**What this task involves**
Reproduce the material in full, unchanged.

(Source data)
— start —
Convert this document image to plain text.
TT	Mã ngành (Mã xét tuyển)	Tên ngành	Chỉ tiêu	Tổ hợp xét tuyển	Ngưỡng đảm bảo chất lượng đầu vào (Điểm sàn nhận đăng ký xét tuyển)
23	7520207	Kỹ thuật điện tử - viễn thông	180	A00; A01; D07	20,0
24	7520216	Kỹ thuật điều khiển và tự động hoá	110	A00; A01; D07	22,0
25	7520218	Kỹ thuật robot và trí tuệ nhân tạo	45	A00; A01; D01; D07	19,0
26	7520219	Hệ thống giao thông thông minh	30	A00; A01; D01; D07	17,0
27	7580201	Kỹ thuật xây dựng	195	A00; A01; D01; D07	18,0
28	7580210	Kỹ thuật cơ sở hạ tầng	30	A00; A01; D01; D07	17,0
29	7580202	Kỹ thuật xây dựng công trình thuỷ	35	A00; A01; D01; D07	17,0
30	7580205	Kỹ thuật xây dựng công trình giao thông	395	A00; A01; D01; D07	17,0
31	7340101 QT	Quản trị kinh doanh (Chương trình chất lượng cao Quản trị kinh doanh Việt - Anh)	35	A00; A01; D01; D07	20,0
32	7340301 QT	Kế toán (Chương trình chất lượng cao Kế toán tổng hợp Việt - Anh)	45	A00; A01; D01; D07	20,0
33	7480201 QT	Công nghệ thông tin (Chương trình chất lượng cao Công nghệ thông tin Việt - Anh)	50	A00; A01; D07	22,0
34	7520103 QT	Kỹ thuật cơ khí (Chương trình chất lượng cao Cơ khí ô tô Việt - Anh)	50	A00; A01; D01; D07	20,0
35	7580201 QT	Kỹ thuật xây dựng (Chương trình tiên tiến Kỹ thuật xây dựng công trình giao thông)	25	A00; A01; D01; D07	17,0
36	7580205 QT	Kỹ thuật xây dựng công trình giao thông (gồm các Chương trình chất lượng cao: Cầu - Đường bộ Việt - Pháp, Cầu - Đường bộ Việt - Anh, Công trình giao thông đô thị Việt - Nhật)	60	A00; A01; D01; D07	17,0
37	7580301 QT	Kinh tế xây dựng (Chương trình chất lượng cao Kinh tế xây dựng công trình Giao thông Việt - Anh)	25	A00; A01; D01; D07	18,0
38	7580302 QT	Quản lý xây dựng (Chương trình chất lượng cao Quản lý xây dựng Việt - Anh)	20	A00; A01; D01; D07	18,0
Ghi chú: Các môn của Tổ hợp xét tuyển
— end —
**Finished answer**
Convert this document image to plain text.
TT	Mã ngành (Mã xét tuyển)	Tên ngành	Chỉ tiêu	Tổ hợp xét tuyển	Ngưỡng đảm bảo chất lượng đầu vào (Điểm sàn nhận đăng ký xét tuyển)
23	7520207	Kỹ thuật điện tử - viễn thông	180	A00; A01; D07	20,0
24	7520216	Kỹ thuật điều khiển và tự động hoá	110	A00; A01; D07	22,0
25	7520218	Kỹ thuật robot và trí tuệ nhân tạo	45	A00; A01; D01; D07	19,0
26	7520219	Hệ thống giao thông thông minh	30	A00; A01; D01; D07	17,0
27	7580201	Kỹ thuật xây dựng	195	A00; A01; D01; D07	18,0
28	7580210	Kỹ thuật cơ sở hạ tầng	30	A00; A01; D01; D07	17,0
29	7580202	Kỹ thuật xây dựng công trình thuỷ	35	A00; A01; D01; D07	17,0
30	7580205	Kỹ thuật xây dựng công trình giao thông	395	A00; A01; D01; D07	17,0
31	7340101 QT	Quản trị kinh doanh (Chương trình chất lượng cao Quản trị kinh doanh Việt - Anh)	35	A00; A01; D01; D07	20,0
32	7340301 QT	Kế toán (Chương trình chất lượng cao Kế toán tổng hợp Việt - Anh)	45	A00; A01; D01; D07	20,0
33	7480201 QT	Công nghệ thông tin (Chương trình chất lượng cao Công nghệ thông tin Việt - Anh)	50	A00; A01; D07	22,0
34	7520103 QT	Kỹ thuật cơ khí (Chương trình chất lượng cao Cơ khí ô tô Việt - Anh)	50	A00; A01; D01; D07	20,0
35	7580201 QT	Kỹ thuật xây dựng (Chương trình tiên tiến Kỹ thuật xây dựng công trình giao thông)	25	A00; A01; D01; D07	17,0
36	7580205 QT	Kỹ thuật xây dựng công trình giao thông (gồm các Chương trình chất lượng cao: Cầu - Đường bộ Việt - Pháp, Cầu - Đường bộ Việt - Anh, Công trình giao thông đô thị Việt - Nhật)	60	A00; A01; D01; D07	17,0
37	7580301 QT	Kinh tế xây dựng (Chương trình chất lượng cao Kinh tế xây dựng công trình Giao thông Việt - Anh)	25	A00; A01; D01; D07	18,0
38	7580302 QT	Quản lý xây dựng (Chương trình chất lượng cao Quản lý xây dựng Việt - Anh)	20	A00; A01; D01; D07	18,0
Ghi chú: Các môn của Tổ hợp xét tuyển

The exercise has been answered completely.